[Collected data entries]

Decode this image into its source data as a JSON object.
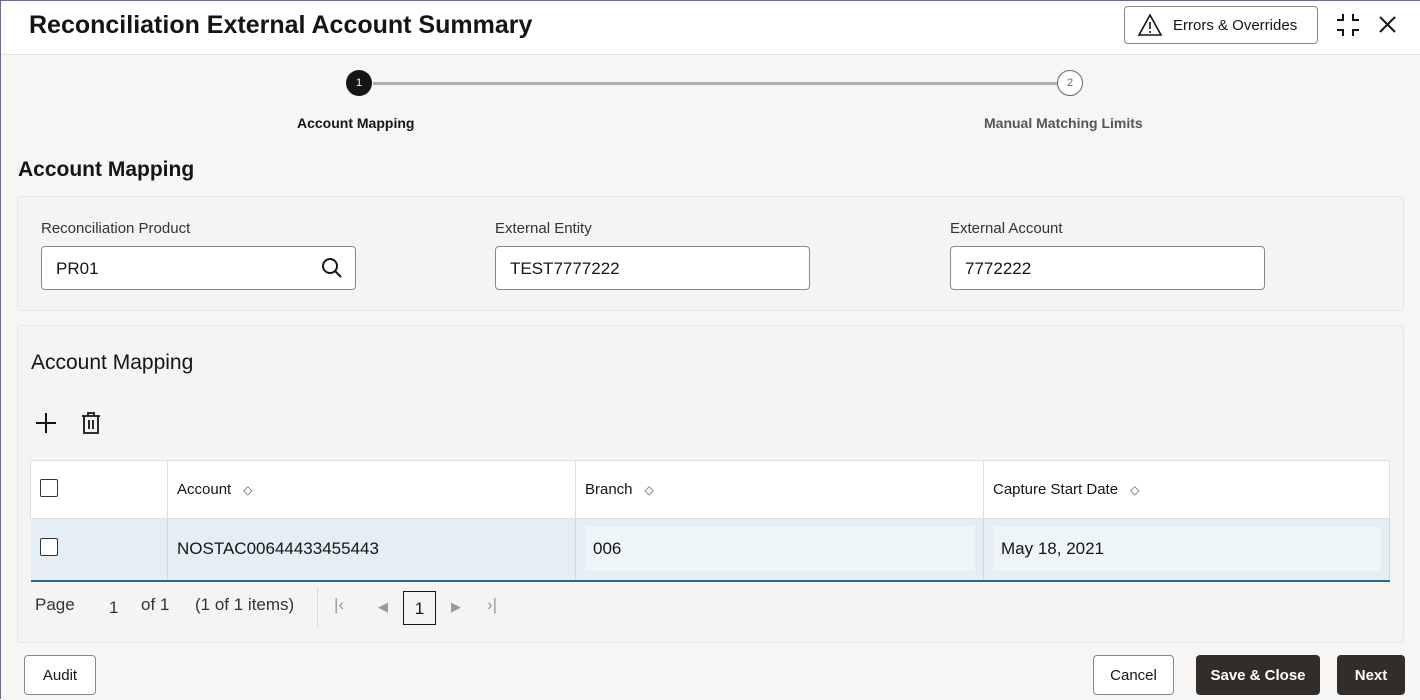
{
  "header": {
    "title": "Reconciliation External Account Summary",
    "errors_label": "Errors & Overrides"
  },
  "steps": [
    {
      "number": "1",
      "label": "Account Mapping"
    },
    {
      "number": "2",
      "label": "Manual Matching Limits"
    }
  ],
  "section_title": "Account Mapping",
  "fields": {
    "product_label": "Reconciliation Product",
    "product_value": "PR01",
    "entity_label": "External Entity",
    "entity_value": "TEST7777222",
    "account_label": "External Account",
    "account_value": "7772222"
  },
  "grid": {
    "title": "Account Mapping",
    "columns": [
      "Account",
      "Branch",
      "Capture Start Date"
    ],
    "rows": [
      {
        "account": "NOSTAC00644433455443",
        "branch": "006",
        "date": "May 18, 2021"
      }
    ]
  },
  "pager": {
    "page_label": "Page",
    "page": "1",
    "of": "of 1",
    "items": "(1 of 1 items)",
    "current": "1"
  },
  "footer": {
    "audit": "Audit",
    "cancel": "Cancel",
    "save_close": "Save & Close",
    "next": "Next"
  }
}
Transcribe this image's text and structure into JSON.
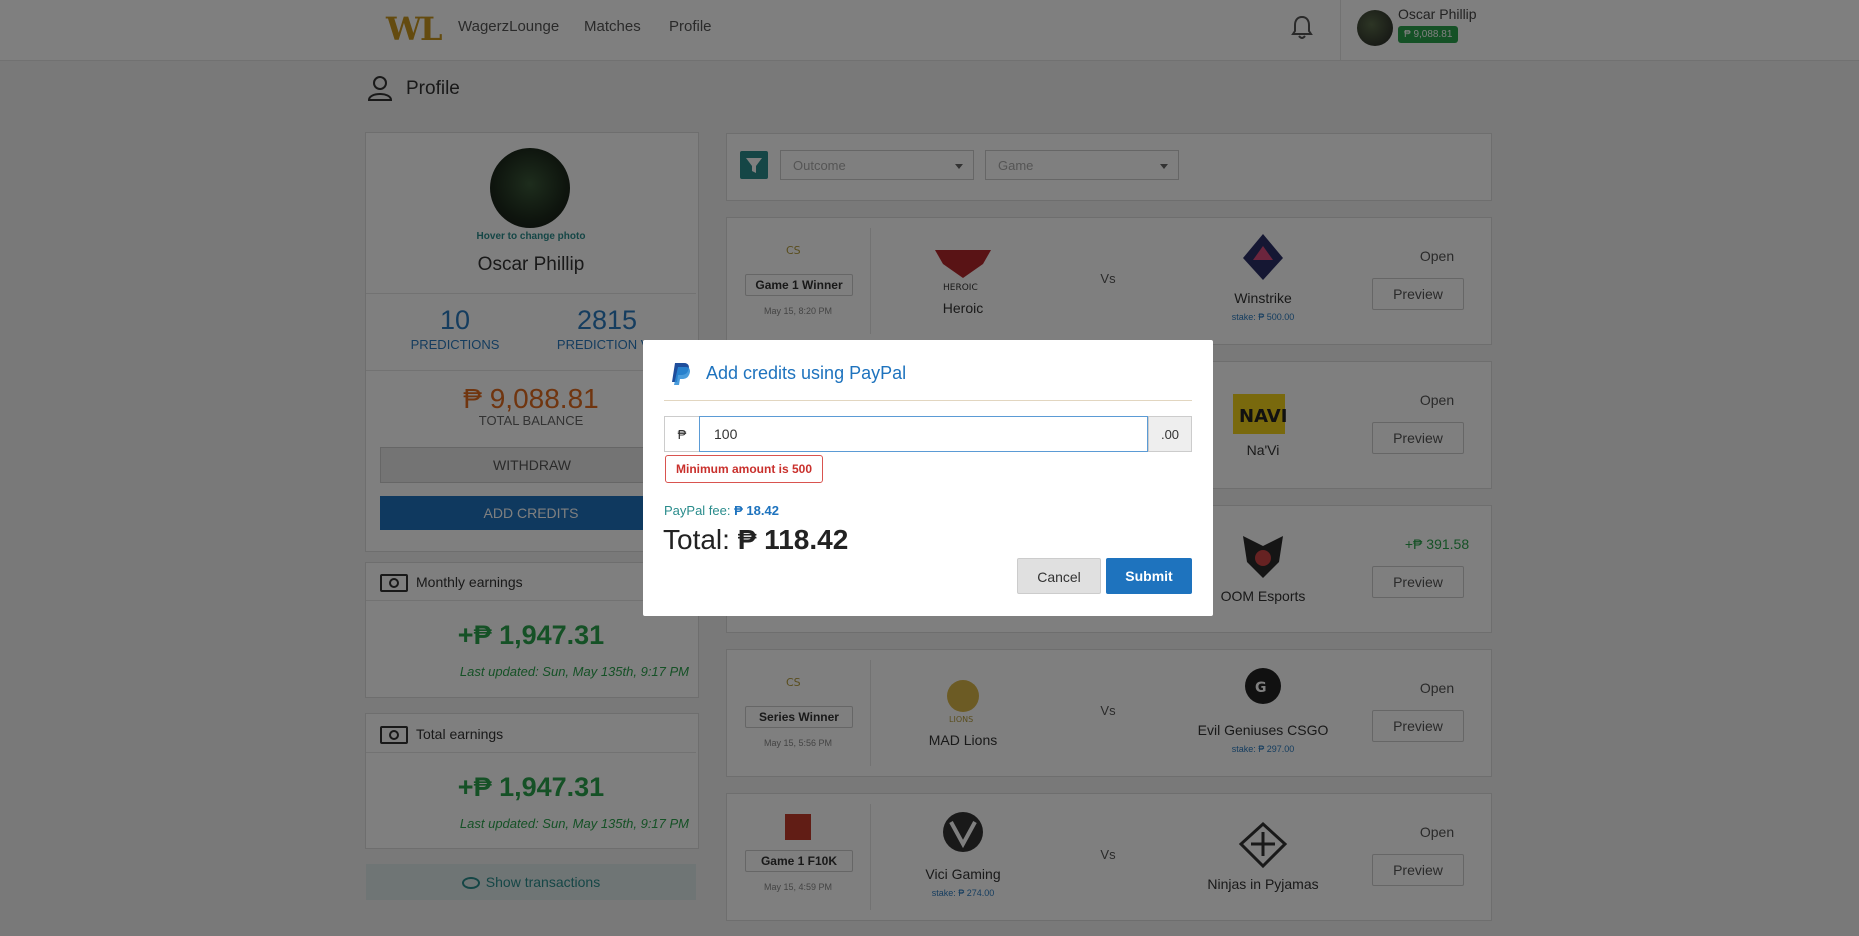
{
  "nav": {
    "logo": "WL",
    "brand": "WagerzLounge",
    "links": [
      "Matches",
      "Profile"
    ],
    "user_name": "Oscar Phillip",
    "user_balance": "₱ 9,088.81"
  },
  "page": {
    "title": "Profile"
  },
  "profile": {
    "hover_note": "Hover to change photo",
    "name": "Oscar Phillip",
    "predictions_count": "10",
    "predictions_label": "PREDICTIONS",
    "prediction_value": "2815",
    "prediction_value_label": "PREDICTION VA",
    "balance": "₱ 9,088.81",
    "balance_label": "TOTAL BALANCE",
    "withdraw_label": "WITHDRAW",
    "add_credits_label": "ADD CREDITS"
  },
  "earnings": {
    "monthly_title": "Monthly earnings",
    "monthly_value": "+₱ 1,947.31",
    "monthly_updated": "Last updated: Sun, May 135th, 9:17 PM",
    "total_title": "Total earnings",
    "total_value": "+₱ 1,947.31",
    "total_updated": "Last updated: Sun, May 135th, 9:17 PM",
    "show_transactions": "Show transactions"
  },
  "filters": {
    "outcome_placeholder": "Outcome",
    "game_placeholder": "Game"
  },
  "matches": [
    {
      "badge": "Game 1 Winner",
      "date": "May 15, 8:20 PM",
      "team1": "Heroic",
      "team1_stake": "",
      "vs": "Vs",
      "team2": "Winstrike",
      "team2_stake": "stake: ₱ 500.00",
      "status": "Open",
      "action": "Preview"
    },
    {
      "badge": "",
      "date": "",
      "team1": "",
      "team1_stake": "",
      "vs": "",
      "team2": "Na'Vi",
      "team2_stake": "",
      "status": "Open",
      "action": "Preview"
    },
    {
      "badge": "",
      "date": "",
      "team1": "",
      "team1_stake": "",
      "vs": "",
      "team2": "OOM Esports",
      "team2_stake": "",
      "status": "+₱ 391.58",
      "action": "Preview"
    },
    {
      "badge": "Series Winner",
      "date": "May 15, 5:56 PM",
      "team1": "MAD Lions",
      "team1_stake": "",
      "vs": "Vs",
      "team2": "Evil Geniuses CSGO",
      "team2_stake": "stake: ₱ 297.00",
      "status": "Open",
      "action": "Preview"
    },
    {
      "badge": "Game 1 F10K",
      "date": "May 15, 4:59 PM",
      "team1": "Vici Gaming",
      "team1_stake": "stake: ₱ 274.00",
      "vs": "Vs",
      "team2": "Ninjas in Pyjamas",
      "team2_stake": "",
      "status": "Open",
      "action": "Preview"
    }
  ],
  "modal": {
    "title": "Add credits using PayPal",
    "currency_symbol": "₱",
    "amount_value": "100",
    "cents_suffix": ".00",
    "error": "Minimum amount is 500",
    "fee_label": "PayPal fee:",
    "fee_value": "₱ 18.42",
    "total_label": "Total:",
    "total_value": "₱ 118.42",
    "cancel_label": "Cancel",
    "submit_label": "Submit"
  },
  "colors": {
    "accent_blue": "#1e73be",
    "teal": "#2a8c8c",
    "green": "#2ba24c",
    "orange": "#e06a1f",
    "error_red": "#c9302c"
  }
}
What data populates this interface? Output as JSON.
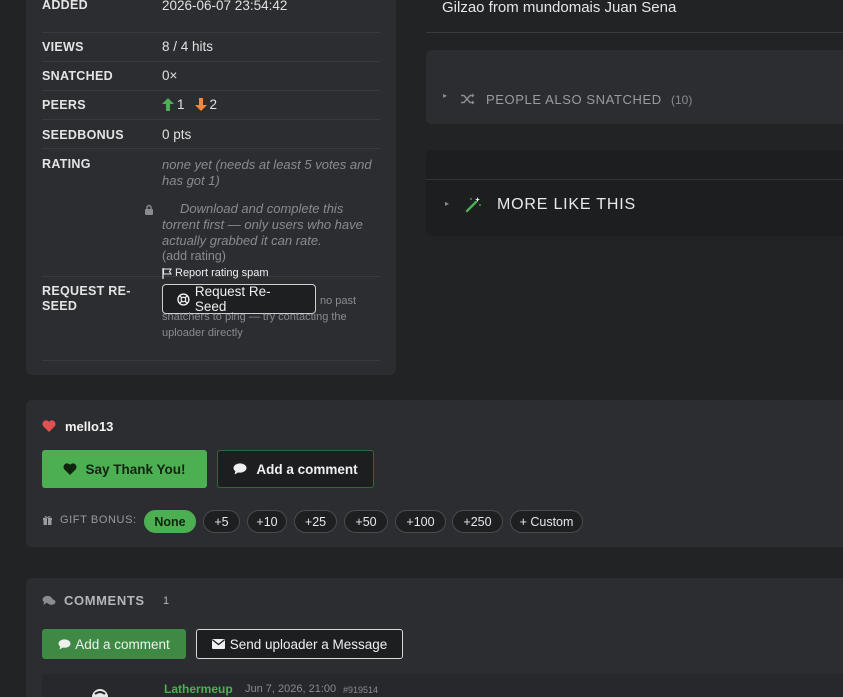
{
  "info": {
    "rows": [
      {
        "key": "ADDED",
        "value": "2026-06-07 23:54:42"
      },
      {
        "key": "VIEWS",
        "value": "8 / 4 hits"
      },
      {
        "key": "SNATCHED",
        "value": "0×"
      },
      {
        "key": "PEERS",
        "seeders": "1",
        "leechers": "2"
      },
      {
        "key": "SEEDBONUS",
        "value": "0 pts"
      },
      {
        "key": "RATING",
        "none_yet": "none yet (needs at least 5 votes and has got 1)",
        "locked_note": "Download and complete this torrent first — only users who have actually grabbed it can rate.",
        "add_rating": "(add rating)",
        "report_spam": "Report rating spam"
      },
      {
        "key": "REQUEST RE-SEED",
        "button": "Request Re-Seed",
        "note": "no past snatchers to ping — try contacting the uploader directly"
      }
    ]
  },
  "right": {
    "title_line": "Gilzao from mundomais Juan Sena",
    "also_snatched": {
      "label": "PEOPLE ALSO SNATCHED",
      "count": "(10)"
    },
    "more_like": {
      "label": "MORE LIKE THIS"
    }
  },
  "thanks": {
    "user": "mello13",
    "say_thanks": "Say Thank You!",
    "add_comment": "Add a comment",
    "gift_label": "GIFT BONUS:",
    "gift_options": [
      "None",
      "+5",
      "+10",
      "+25",
      "+50",
      "+100",
      "+250",
      "+ Custom"
    ],
    "gift_selected": "None"
  },
  "comments": {
    "title": "COMMENTS",
    "count": "1",
    "add_comment": "Add a comment",
    "send_message": "Send uploader a Message",
    "first": {
      "author": "Lathermeup",
      "date": "Jun 7, 2026, 21:00",
      "id": "#919514"
    }
  },
  "colors": {
    "green": "#4cb053",
    "orange": "#f0883e",
    "heart": "#e05252",
    "bg": "#222325",
    "panel": "#2c2d31"
  }
}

▶ [Task brief] Give only the count of lines in the data that include the string "JSON".

▶ [Answer in full] 3